--- start ---

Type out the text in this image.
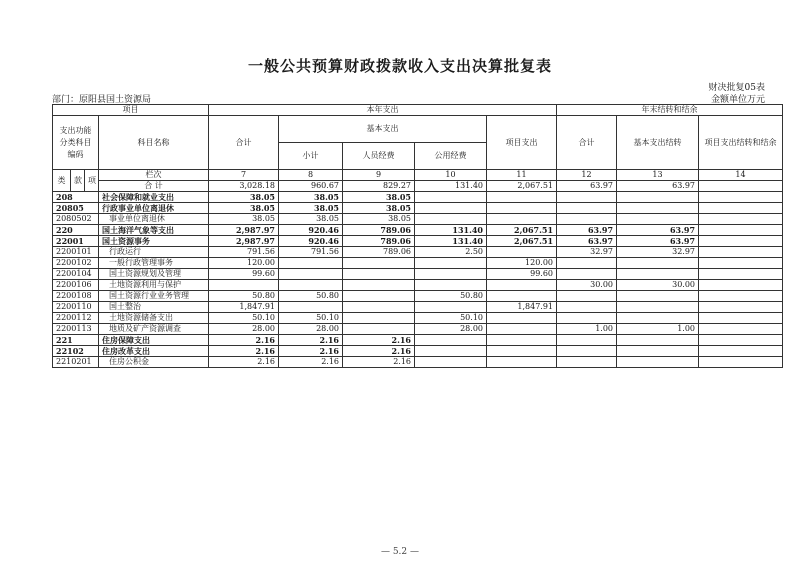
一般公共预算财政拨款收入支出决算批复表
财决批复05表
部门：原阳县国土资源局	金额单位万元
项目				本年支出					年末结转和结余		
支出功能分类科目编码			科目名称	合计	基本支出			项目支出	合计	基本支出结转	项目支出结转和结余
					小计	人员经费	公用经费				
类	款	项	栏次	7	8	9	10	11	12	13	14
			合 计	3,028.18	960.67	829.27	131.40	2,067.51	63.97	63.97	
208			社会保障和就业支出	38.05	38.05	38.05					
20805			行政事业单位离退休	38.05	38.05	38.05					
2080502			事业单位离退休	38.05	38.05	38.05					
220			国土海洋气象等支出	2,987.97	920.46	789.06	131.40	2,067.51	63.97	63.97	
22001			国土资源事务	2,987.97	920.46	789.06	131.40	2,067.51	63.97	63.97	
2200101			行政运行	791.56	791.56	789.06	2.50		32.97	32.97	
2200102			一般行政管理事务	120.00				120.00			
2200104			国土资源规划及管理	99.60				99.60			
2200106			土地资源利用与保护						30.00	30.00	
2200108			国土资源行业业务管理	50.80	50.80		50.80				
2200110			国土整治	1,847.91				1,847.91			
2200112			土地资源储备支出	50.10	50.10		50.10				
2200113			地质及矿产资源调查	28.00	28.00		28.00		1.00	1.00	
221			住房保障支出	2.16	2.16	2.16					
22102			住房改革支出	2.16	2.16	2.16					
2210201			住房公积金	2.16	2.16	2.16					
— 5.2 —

--- end ---

Exercise brief =>
Restate the data above exactly, stripping out each image.

Correct result =>
Type out the text in this image.
一般公共预算财政拨款收入支出决算批复表
财决批复05表
部门：原阳县国土资源局	金额单位万元
项目				本年支出					年末结转和结余		
支出功能分类科目编码			科目名称	合计	基本支出			项目支出	合计	基本支出结转	项目支出结转和结余
					小计	人员经费	公用经费				
类	款	项	栏次	7	8	9	10	11	12	13	14
			合 计	3,028.18	960.67	829.27	131.40	2,067.51	63.97	63.97	
208			社会保障和就业支出	38.05	38.05	38.05					
20805			行政事业单位离退休	38.05	38.05	38.05					
2080502			事业单位离退休	38.05	38.05	38.05					
220			国土海洋气象等支出	2,987.97	920.46	789.06	131.40	2,067.51	63.97	63.97	
22001			国土资源事务	2,987.97	920.46	789.06	131.40	2,067.51	63.97	63.97	
2200101			行政运行	791.56	791.56	789.06	2.50		32.97	32.97	
2200102			一般行政管理事务	120.00				120.00			
2200104			国土资源规划及管理	99.60				99.60			
2200106			土地资源利用与保护						30.00	30.00	
2200108			国土资源行业业务管理	50.80	50.80		50.80				
2200110			国土整治	1,847.91				1,847.91			
2200112			土地资源储备支出	50.10	50.10		50.10				
2200113			地质及矿产资源调查	28.00	28.00		28.00		1.00	1.00	
221			住房保障支出	2.16	2.16	2.16					
22102			住房改革支出	2.16	2.16	2.16					
2210201			住房公积金	2.16	2.16	2.16					
— 5.2 —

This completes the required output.